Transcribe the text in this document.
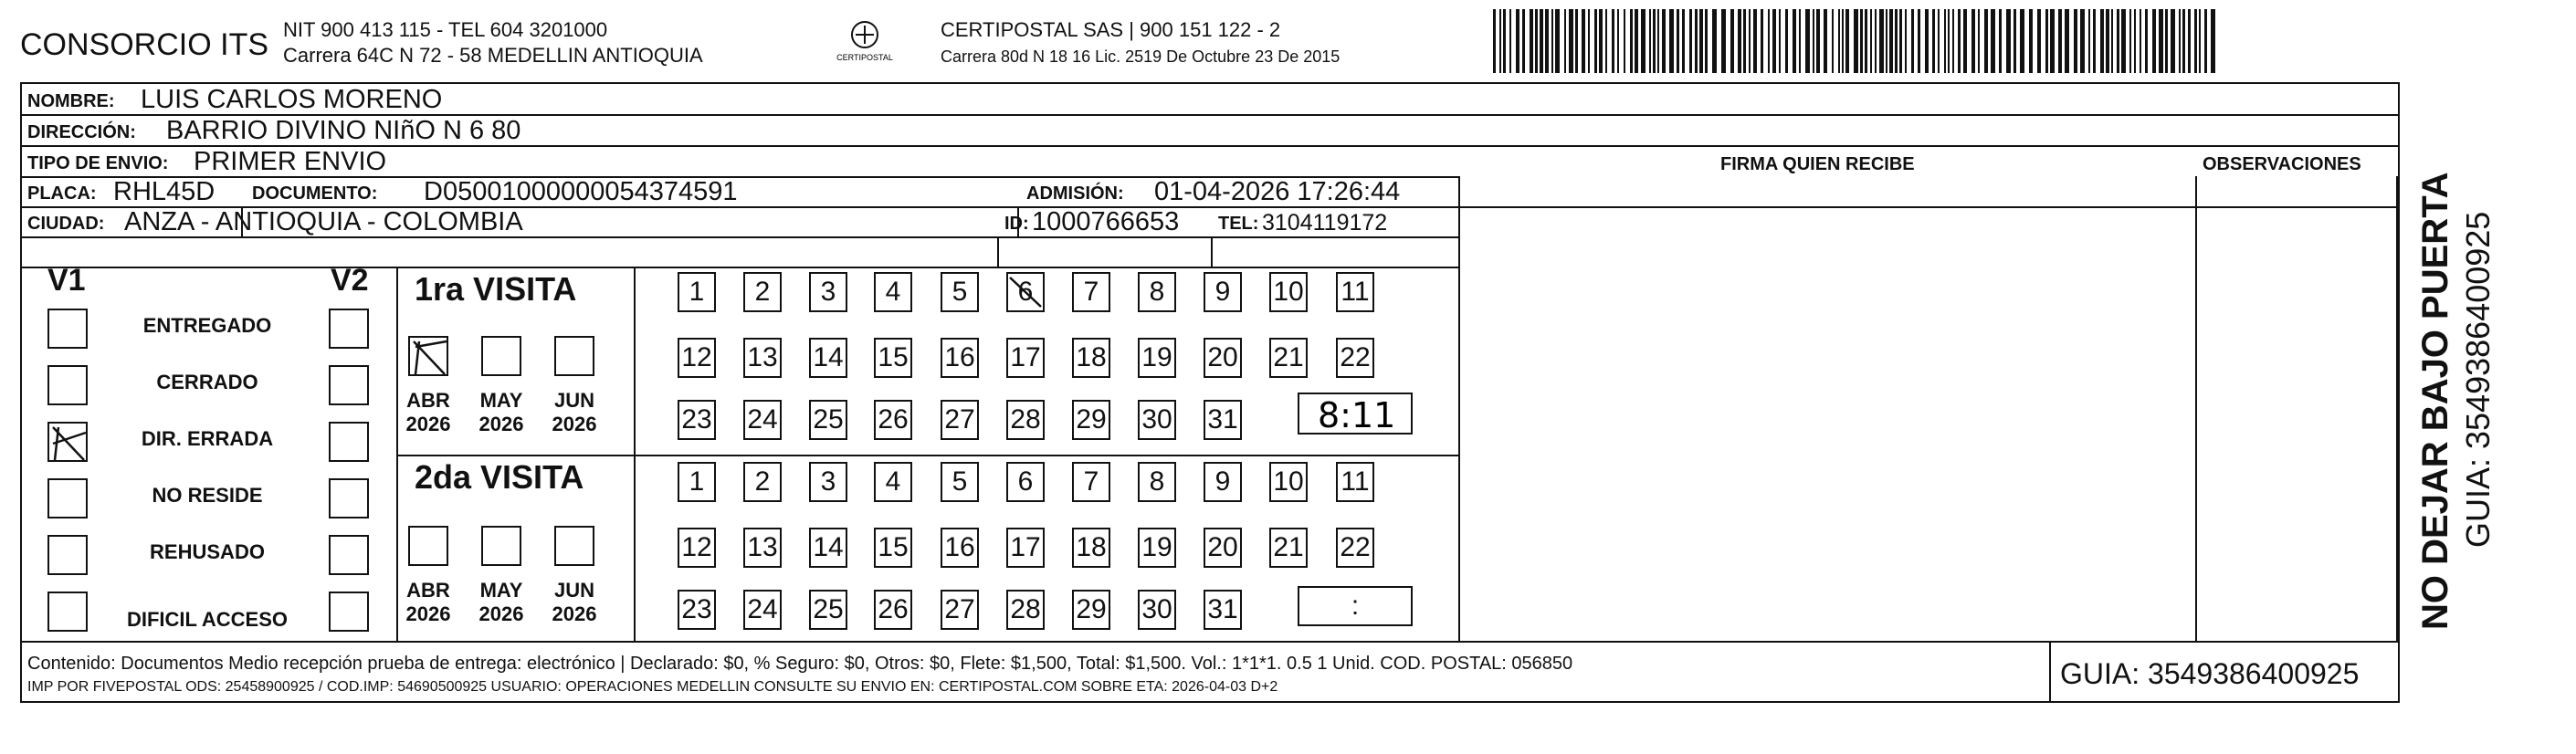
CONSORCIO ITS NIT 900 413 115 - TEL 604 3201000
Carrera 64C N 72 - 58 MEDELLIN ANTIOQUIA	CERTIPOSTAL
CERTIPOSTAL SAS | 900 151 122 - 2
Carrera 80d N 18 16 Lic. 2519 De Octubre 23 De 2015
NOMBRE: LUIS CARLOS MORENO
DIRECCIÓN: BARRIO DIVINO NIñO N 6 80
TIPO DE ENVIO: PRIMER ENVIO	FIRMA QUIEN RECIBE	OBSERVACIONES
PLACA: RHL45D DOCUMENTO: D05001000000054374591	ADMISIÓN: 01-04-2026 17:26:44
CIUDAD: ANZA - ANTIOQUIA - COLOMBIA	ID: 1000766653 TEL: 3104119172
V1	V2
ENTREGADO
CERRADO
DIR. ERRADA
NO RESIDE
REHUSADO
DIFICIL ACCESO
1ra VISITA
ABR
2026
MAY
2026
JUN
2026
1	2	3	4	5	6	7	8	9	10 11
12 13 14 15 16 17 18 19 20 21 22
23 24 25 26 27 28 29 30 31 8:11
2da VISITA
ABR
2026
MAY
2026
JUN
2026
1	2	3	4	5	6	7	8	9	10 11
12 13 14 15 16 17 18 19 20 21 22
23 24 25 26 27 28 29 30 31	:
Contenido: Documentos Medio recepción prueba de entrega: electrónico | Declarado: $0, % Seguro: $0, Otros: $0, Flete: $1,500, Total: $1,500. Vol.: 1*1*1. 0.5 1 Unid. COD. POSTAL: 056850
IMP POR FIVEPOSTAL ODS: 25458900925 / COD.IMP: 54690500925 USUARIO: OPERACIONES MEDELLIN CONSULTE SU ENVIO EN: CERTIPOSTAL.COM SOBRE ETA: 2026-04-03 D+2	GUIA: 3549386400925
NO DEJAR BAJO PUERTA GUIA: 3549386400925
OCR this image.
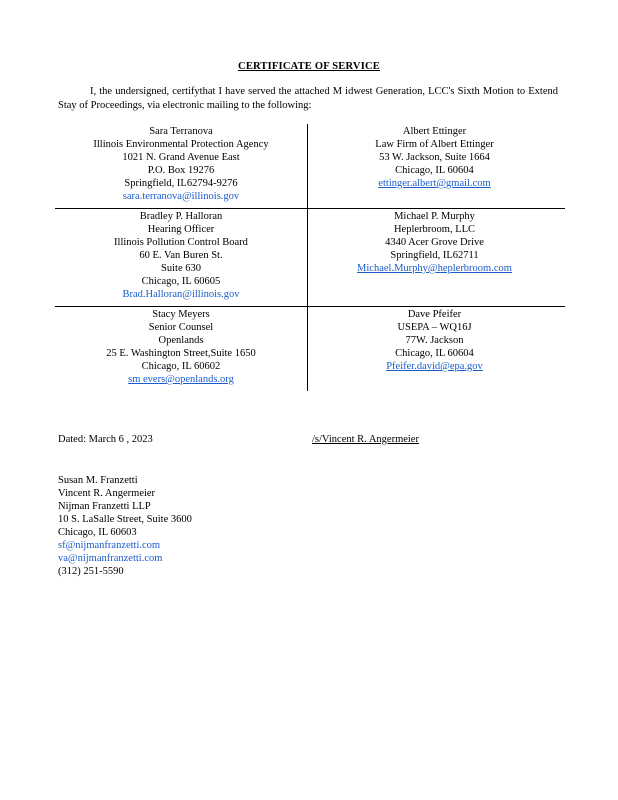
CERTIFICATE OF SERVICE
I, the undersigned, certifythat I have served the attached M idwest Generation, LCC's Sixth Motion to Extend Stay of Proceedings, via electronic mailing to the following:
Sara Terranova
Illinois Environmental Protection Agency
1021 N. Grand Avenue East
P.O. Box 19276
Springfield, IL62794-9276
sara.terranova@illinois.gov
Albert Ettinger
Law Firm of Albert Ettinger
53 W. Jackson, Suite 1664
Chicago, IL 60604
ettinger.albert@gmail.com
Bradley P. Halloran
Hearing Officer
Illinois Pollution Control Board
60 E. Van Buren St.
Suite 630
Chicago, IL 60605
Brad.Halloran@illinois.gov
Michael P. Murphy
Heplerbroom, LLC
4340 Acer Grove Drive
Springfield, IL62711
Michael.Murphy@heplerbroom.com
Stacy Meyers
Senior Counsel
Openlands
25 E. Washington Street,Suite 1650
Chicago, IL 60602
sm evers@openlands.org
Dave Pfeifer
USEPA – WQ16J
77W. Jackson
Chicago, IL 60604
Pfeifer.david@epa.gov
Dated: March 6 , 2023	/s/Vincent R. Angermeier
Susan M. Franzetti
Vincent R. Angermeier
Nijman Franzetti LLP
10 S. LaSalle Street, Suite 3600
Chicago, IL 60603
sf@nijmanfranzetti.com
va@nijmanfranzetti.com
(312) 251-5590
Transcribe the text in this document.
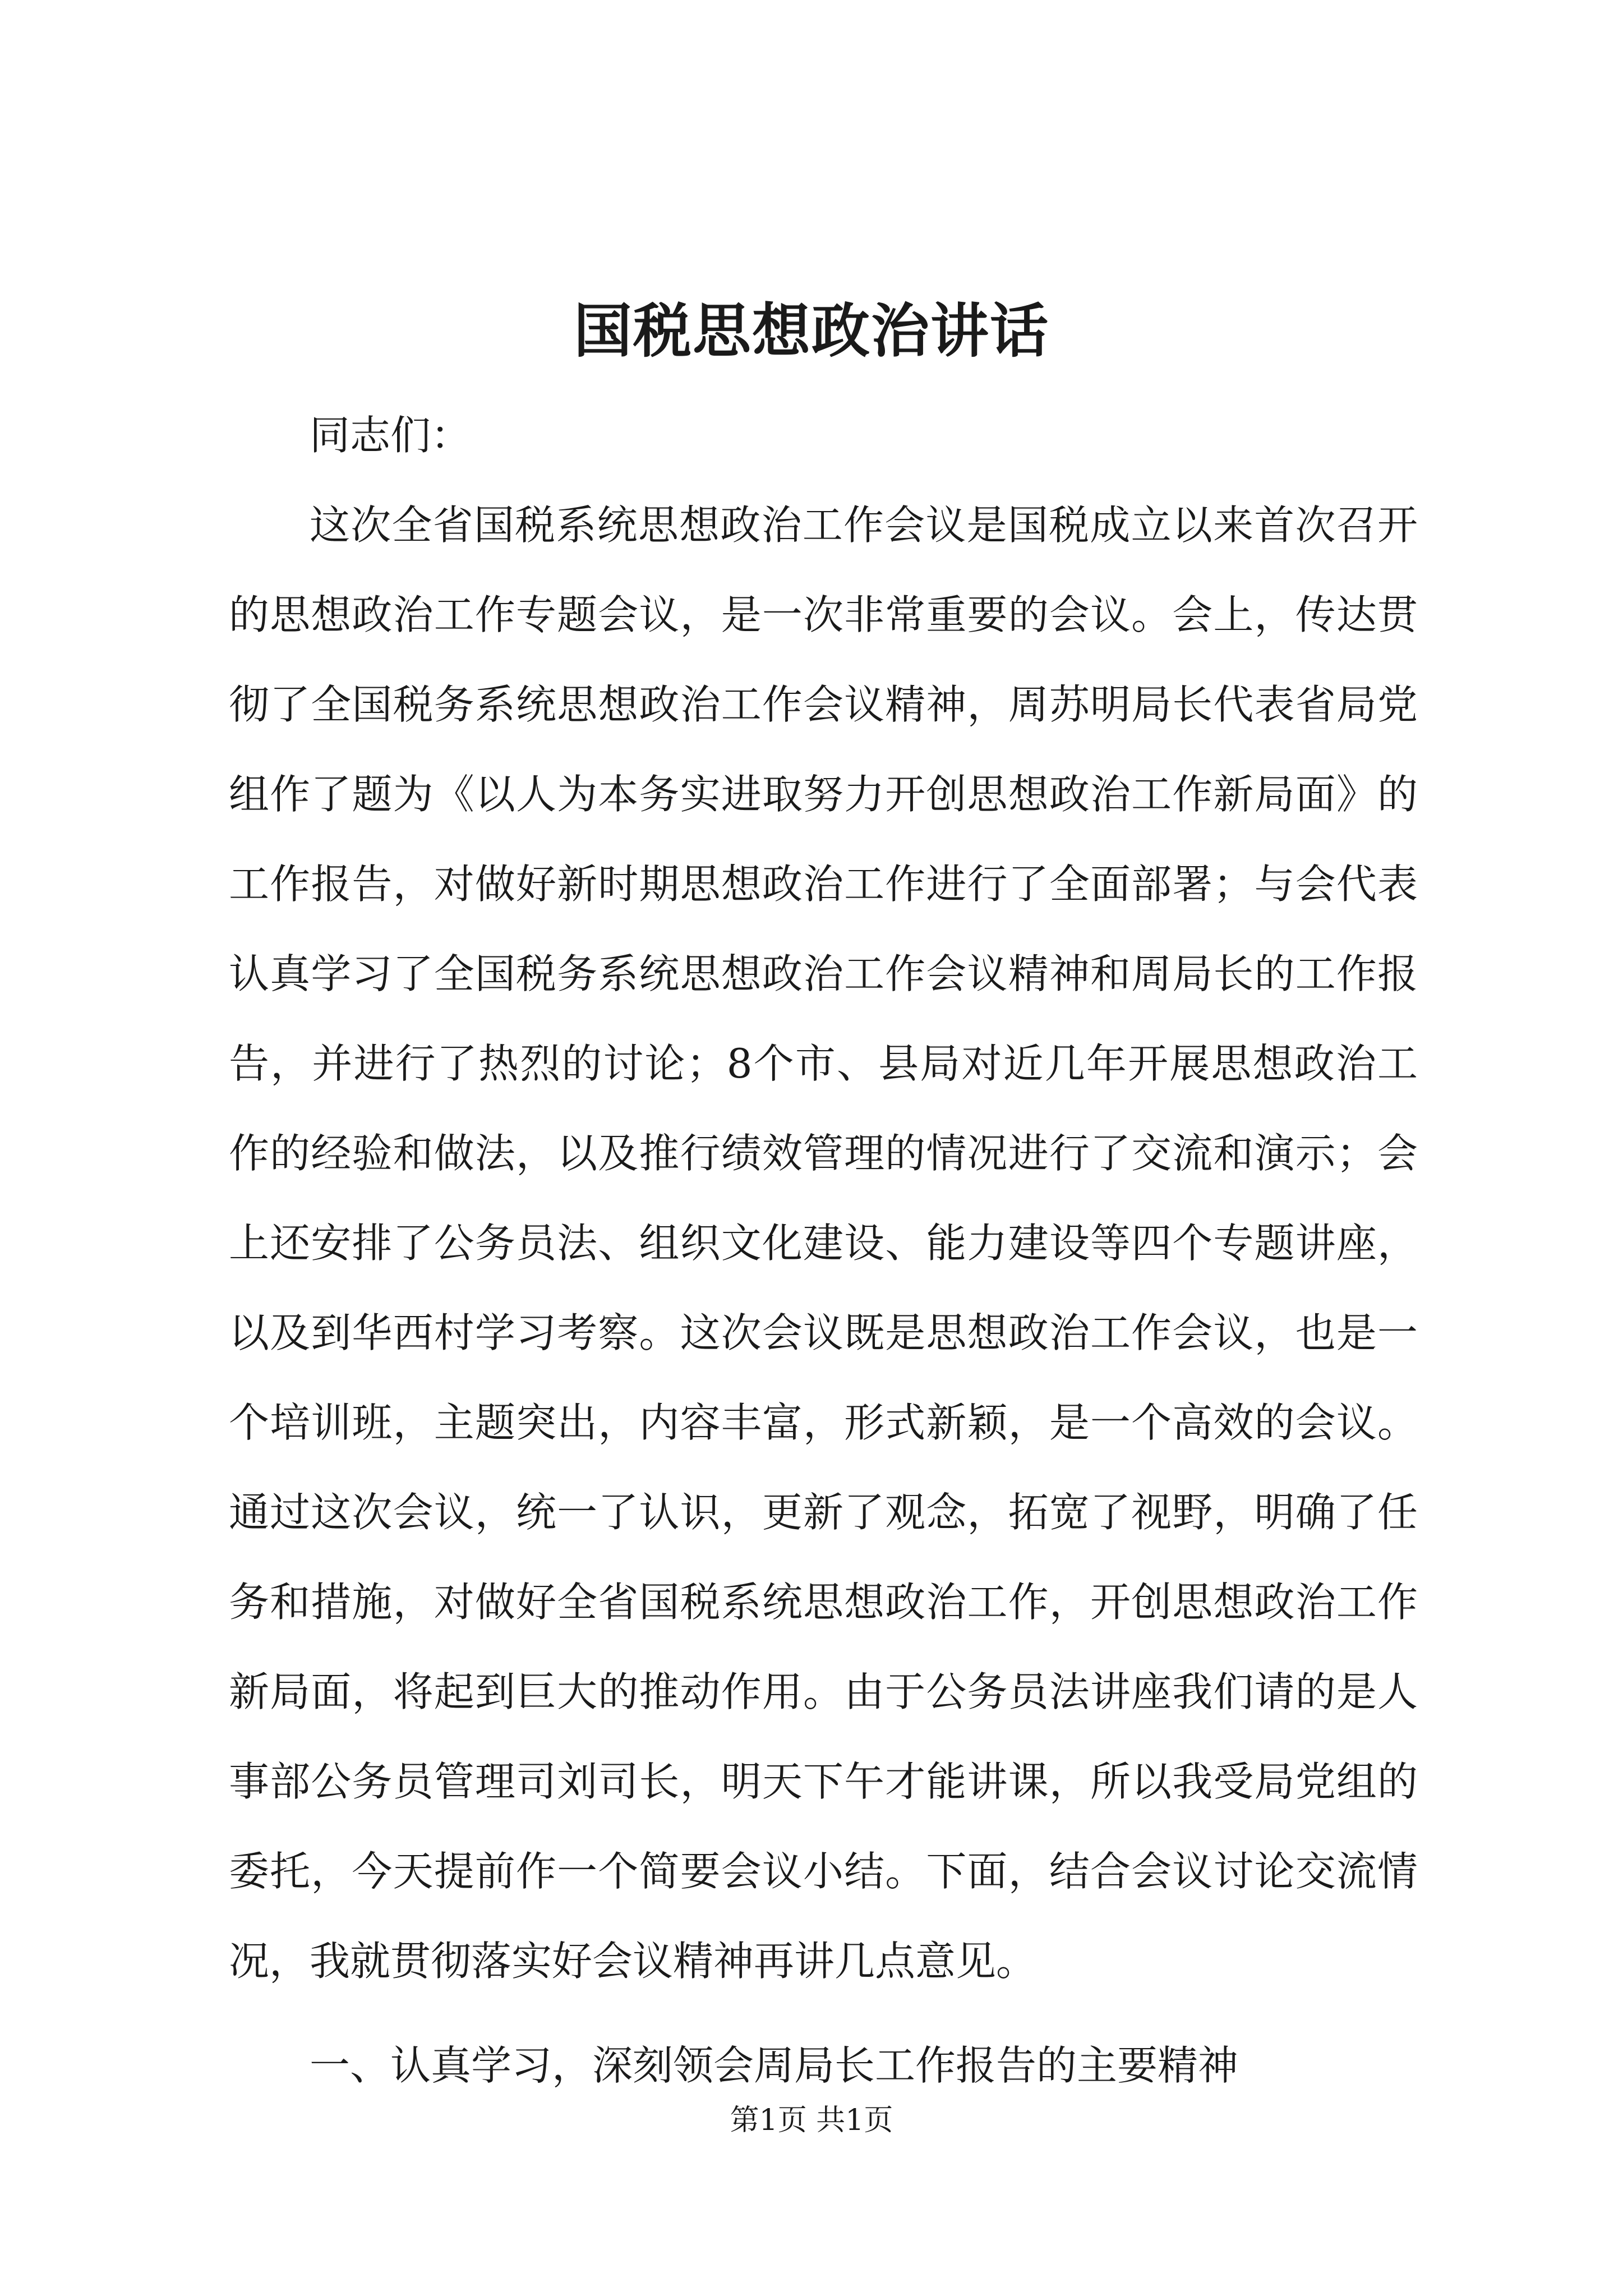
国税思想政治讲话

同志们：

这次全省国税系统思想政治工作会议是国税成立以来首次召开的思想政治工作专题会议，是一次非常重要的会议。会上，传达贯彻了全国税务系统思想政治工作会议精神，周苏明局长代表省局党组作了题为《以人为本务实进取努力开创思想政治工作新局面》的工作报告，对做好新时期思想政治工作进行了全面部署；与会代表认真学习了全国税务系统思想政治工作会议精神和周局长的工作报告，并进行了热烈的讨论；8个市、县局对近几年开展思想政治工作的经验和做法，以及推行绩效管理的情况进行了交流和演示；会上还安排了公务员法、组织文化建设、能力建设等四个专题讲座，以及到华西村学习考察。这次会议既是思想政治工作会议，也是一个培训班，主题突出，内容丰富，形式新颖，是一个高效的会议。通过这次会议，统一了认识，更新了观念，拓宽了视野，明确了任务和措施，对做好全省国税系统思想政治工作，开创思想政治工作新局面，将起到巨大的推动作用。由于公务员法讲座我们请的是人事部公务员管理司刘司长，明天下午才能讲课，所以我受局党组的委托，今天提前作一个简要会议小结。下面，结合会议讨论交流情况，我就贯彻落实好会议精神再讲几点意见。

一、认真学习，深刻领会周局长工作报告的主要精神

第1页 共1页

### What you are asked to do
Omit the pictures and retype exactly the lines from the one with "OCR this image." through the final line, both ends included.

### Response to the task
OCR this image.
CERTIFICATE OF SERVICE
I, the undersigned, certifythat I have served the attached M idwest Generation, LCC's Sixth Motion to Extend Stay of Proceedings, via electronic mailing to the following:
Sara Terranova
Illinois Environmental Protection Agency
1021 N. Grand Avenue East
P.O. Box 19276
Springfield, IL62794-9276
sara.terranova@illinois.gov
Albert Ettinger
Law Firm of Albert Ettinger
53 W. Jackson, Suite 1664
Chicago, IL 60604
ettinger.albert@gmail.com
Bradley P. Halloran
Hearing Officer
Illinois Pollution Control Board
60 E. Van Buren St.
Suite 630
Chicago, IL 60605
Brad.Halloran@illinois.gov
Michael P. Murphy
Heplerbroom, LLC
4340 Acer Grove Drive
Springfield, IL62711
Michael.Murphy@heplerbroom.com
Stacy Meyers
Senior Counsel
Openlands
25 E. Washington Street,Suite 1650
Chicago, IL 60602
sm evers@openlands.org
Dave Pfeifer
USEPA – WQ16J
77W. Jackson
Chicago, IL 60604
Pfeifer.david@epa.gov
Dated: March 6 , 2023	/s/Vincent R. Angermeier
Susan M. Franzetti
Vincent R. Angermeier
Nijman Franzetti LLP
10 S. LaSalle Street, Suite 3600
Chicago, IL 60603
sf@nijmanfranzetti.com
va@nijmanfranzetti.com
(312) 251-5590
Transcribe the text in this document.
国税思想政治讲话

同志们：

这次全省国税系统思想政治工作会议是国税成立以来首次召开的思想政治工作专题会议，是一次非常重要的会议。会上，传达贯彻了全国税务系统思想政治工作会议精神，周苏明局长代表省局党组作了题为《以人为本务实进取努力开创思想政治工作新局面》的工作报告，对做好新时期思想政治工作进行了全面部署；与会代表认真学习了全国税务系统思想政治工作会议精神和周局长的工作报告，并进行了热烈的讨论；8个市、县局对近几年开展思想政治工作的经验和做法，以及推行绩效管理的情况进行了交流和演示；会上还安排了公务员法、组织文化建设、能力建设等四个专题讲座，以及到华西村学习考察。这次会议既是思想政治工作会议，也是一个培训班，主题突出，内容丰富，形式新颖，是一个高效的会议。通过这次会议，统一了认识，更新了观念，拓宽了视野，明确了任务和措施，对做好全省国税系统思想政治工作，开创思想政治工作新局面，将起到巨大的推动作用。由于公务员法讲座我们请的是人事部公务员管理司刘司长，明天下午才能讲课，所以我受局党组的委托，今天提前作一个简要会议小结。下面，结合会议讨论交流情况，我就贯彻落实好会议精神再讲几点意见。

一、认真学习，深刻领会周局长工作报告的主要精神

第1页 共1页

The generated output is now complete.